**Supplied records**:
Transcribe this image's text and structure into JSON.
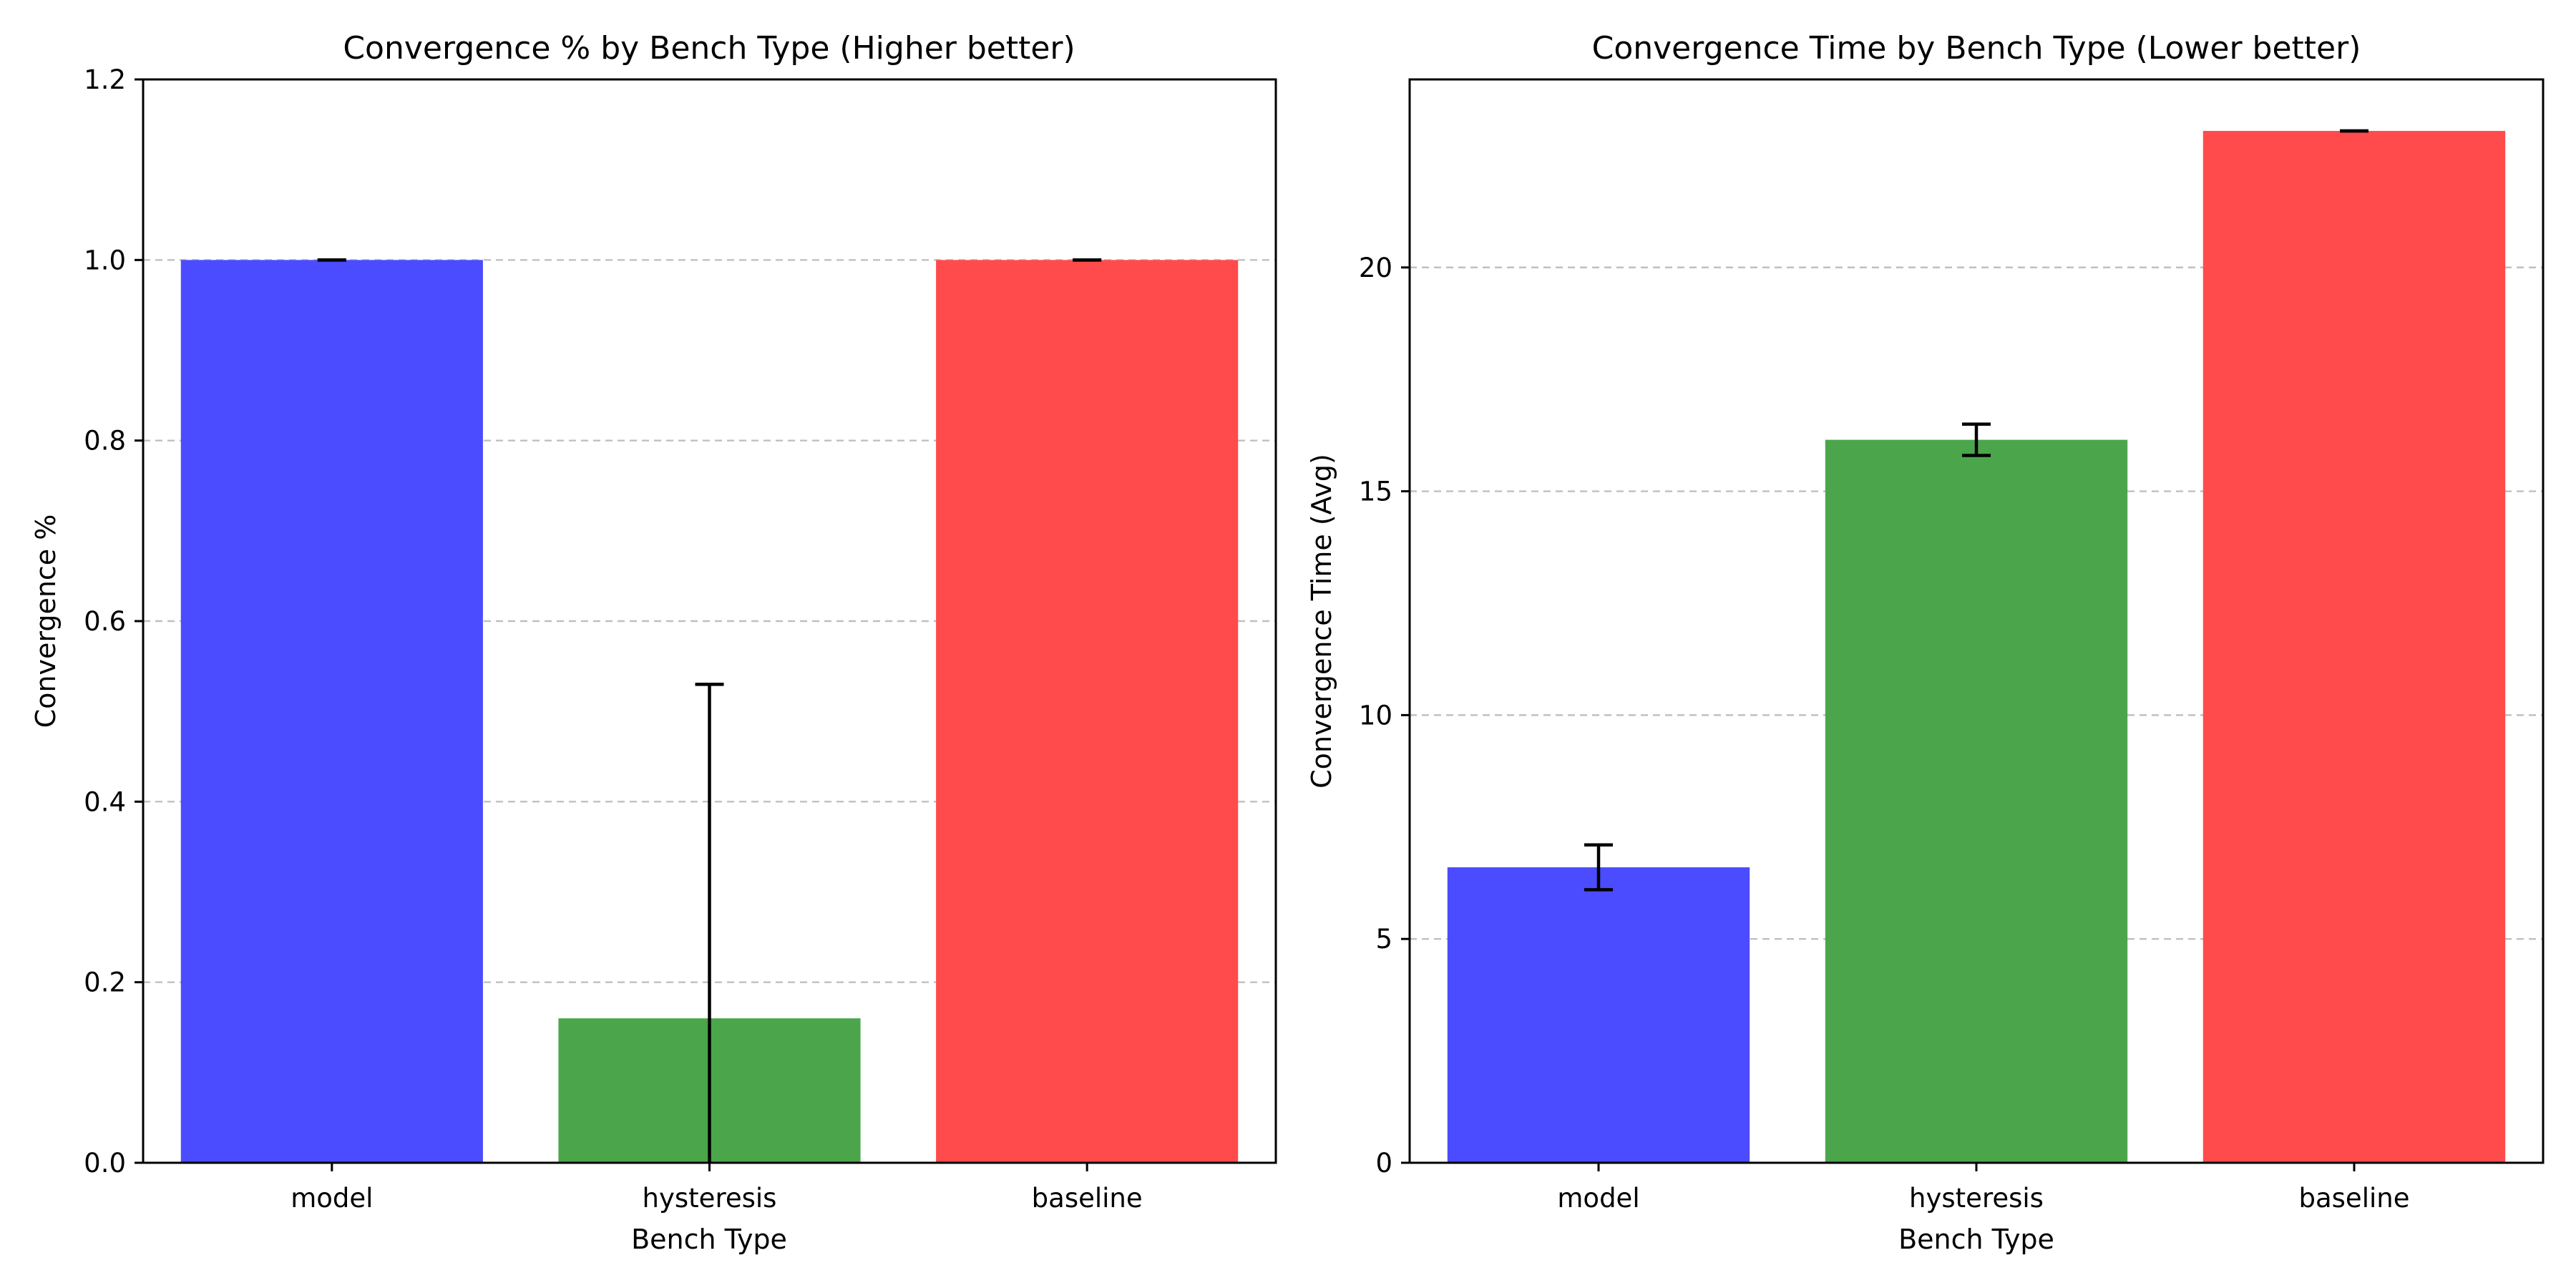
{
  "chart_data": [
    {
      "type": "bar",
      "title": "Convergence % by Bench Type (Higher better)",
      "xlabel": "Bench Type",
      "ylabel": "Convergence %",
      "categories": [
        "model",
        "hysteresis",
        "baseline"
      ],
      "values": [
        1.0,
        0.16,
        1.0
      ],
      "errors": [
        0.0,
        0.37,
        0.0
      ],
      "colors": [
        "#4b4bff",
        "#4ba64b",
        "#ff4b4b"
      ],
      "ylim": [
        0,
        1.2
      ],
      "yticks": [
        0.0,
        0.2,
        0.4,
        0.6,
        0.8,
        1.0,
        1.2
      ],
      "ytick_labels": [
        "0.0",
        "0.2",
        "0.4",
        "0.6",
        "0.8",
        "1.0",
        "1.2"
      ],
      "grid": "y-dashed",
      "legend": "none"
    },
    {
      "type": "bar",
      "title": "Convergence Time by Bench Type (Lower better)",
      "xlabel": "Bench Type",
      "ylabel": "Convergence Time (Avg)",
      "categories": [
        "model",
        "hysteresis",
        "baseline"
      ],
      "values": [
        6.6,
        16.15,
        23.05
      ],
      "errors": [
        0.5,
        0.35,
        0.0
      ],
      "colors": [
        "#4b4bff",
        "#4ba64b",
        "#ff4b4b"
      ],
      "ylim": [
        0,
        24.2
      ],
      "yticks": [
        0,
        5,
        10,
        15,
        20
      ],
      "ytick_labels": [
        "0",
        "5",
        "10",
        "15",
        "20"
      ],
      "grid": "y-dashed",
      "legend": "none"
    }
  ]
}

**Brief**: Repeat all of the entries word for word, but omit the pictures.

**Solution to this problem**:
Transcribe this image's text and structure into JSON.
{
  "chart_data": [
    {
      "type": "bar",
      "title": "Convergence % by Bench Type (Higher better)",
      "xlabel": "Bench Type",
      "ylabel": "Convergence %",
      "categories": [
        "model",
        "hysteresis",
        "baseline"
      ],
      "values": [
        1.0,
        0.16,
        1.0
      ],
      "errors": [
        0.0,
        0.37,
        0.0
      ],
      "colors": [
        "#4b4bff",
        "#4ba64b",
        "#ff4b4b"
      ],
      "ylim": [
        0,
        1.2
      ],
      "yticks": [
        0.0,
        0.2,
        0.4,
        0.6,
        0.8,
        1.0,
        1.2
      ],
      "ytick_labels": [
        "0.0",
        "0.2",
        "0.4",
        "0.6",
        "0.8",
        "1.0",
        "1.2"
      ],
      "grid": "y-dashed",
      "legend": "none"
    },
    {
      "type": "bar",
      "title": "Convergence Time by Bench Type (Lower better)",
      "xlabel": "Bench Type",
      "ylabel": "Convergence Time (Avg)",
      "categories": [
        "model",
        "hysteresis",
        "baseline"
      ],
      "values": [
        6.6,
        16.15,
        23.05
      ],
      "errors": [
        0.5,
        0.35,
        0.0
      ],
      "colors": [
        "#4b4bff",
        "#4ba64b",
        "#ff4b4b"
      ],
      "ylim": [
        0,
        24.2
      ],
      "yticks": [
        0,
        5,
        10,
        15,
        20
      ],
      "ytick_labels": [
        "0",
        "5",
        "10",
        "15",
        "20"
      ],
      "grid": "y-dashed",
      "legend": "none"
    }
  ]
}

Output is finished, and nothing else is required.